#### [What you should do]
Repeat the data below exactly, dropping any pictures it holds.

-=-=-=-=-

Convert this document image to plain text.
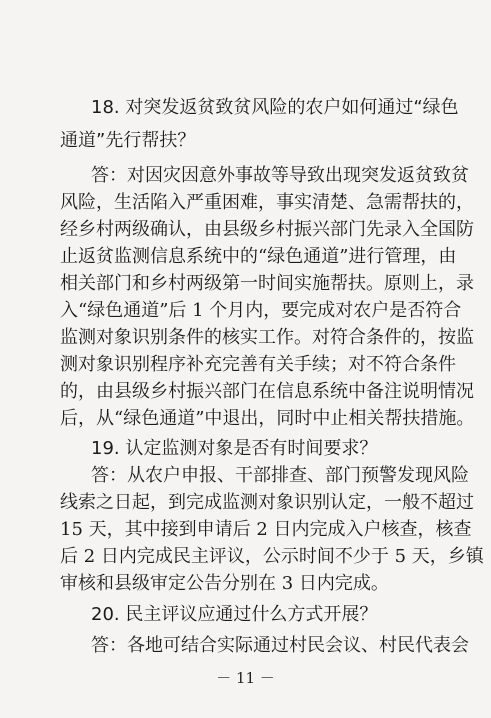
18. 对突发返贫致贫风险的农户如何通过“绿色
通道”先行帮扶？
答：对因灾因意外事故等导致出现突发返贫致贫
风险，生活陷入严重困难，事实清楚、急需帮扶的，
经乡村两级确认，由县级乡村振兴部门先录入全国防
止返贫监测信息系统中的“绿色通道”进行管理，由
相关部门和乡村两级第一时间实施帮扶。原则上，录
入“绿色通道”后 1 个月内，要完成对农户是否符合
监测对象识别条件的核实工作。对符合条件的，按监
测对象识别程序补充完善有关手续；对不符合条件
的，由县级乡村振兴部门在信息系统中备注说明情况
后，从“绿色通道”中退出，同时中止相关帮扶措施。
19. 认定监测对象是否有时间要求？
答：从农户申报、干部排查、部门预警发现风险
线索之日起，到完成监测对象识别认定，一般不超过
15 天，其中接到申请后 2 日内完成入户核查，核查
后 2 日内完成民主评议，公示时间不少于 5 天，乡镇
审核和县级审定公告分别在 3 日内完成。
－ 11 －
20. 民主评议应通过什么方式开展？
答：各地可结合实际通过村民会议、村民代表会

-=-=-=-=-

#### [Solution to this task]
Convert this document image to plain text.
18. 对突发返贫致贫风险的农户如何通过“绿色
通道”先行帮扶？
答：对因灾因意外事故等导致出现突发返贫致贫
风险，生活陷入严重困难，事实清楚、急需帮扶的，
经乡村两级确认，由县级乡村振兴部门先录入全国防
止返贫监测信息系统中的“绿色通道”进行管理，由
相关部门和乡村两级第一时间实施帮扶。原则上，录
入“绿色通道”后 1 个月内，要完成对农户是否符合
监测对象识别条件的核实工作。对符合条件的，按监
测对象识别程序补充完善有关手续；对不符合条件
的，由县级乡村振兴部门在信息系统中备注说明情况
后，从“绿色通道”中退出，同时中止相关帮扶措施。
19. 认定监测对象是否有时间要求？
答：从农户申报、干部排查、部门预警发现风险
线索之日起，到完成监测对象识别认定，一般不超过
15 天，其中接到申请后 2 日内完成入户核查，核查
后 2 日内完成民主评议，公示时间不少于 5 天，乡镇
审核和县级审定公告分别在 3 日内完成。
－ 11 －
20. 民主评议应通过什么方式开展？
答：各地可结合实际通过村民会议、村民代表会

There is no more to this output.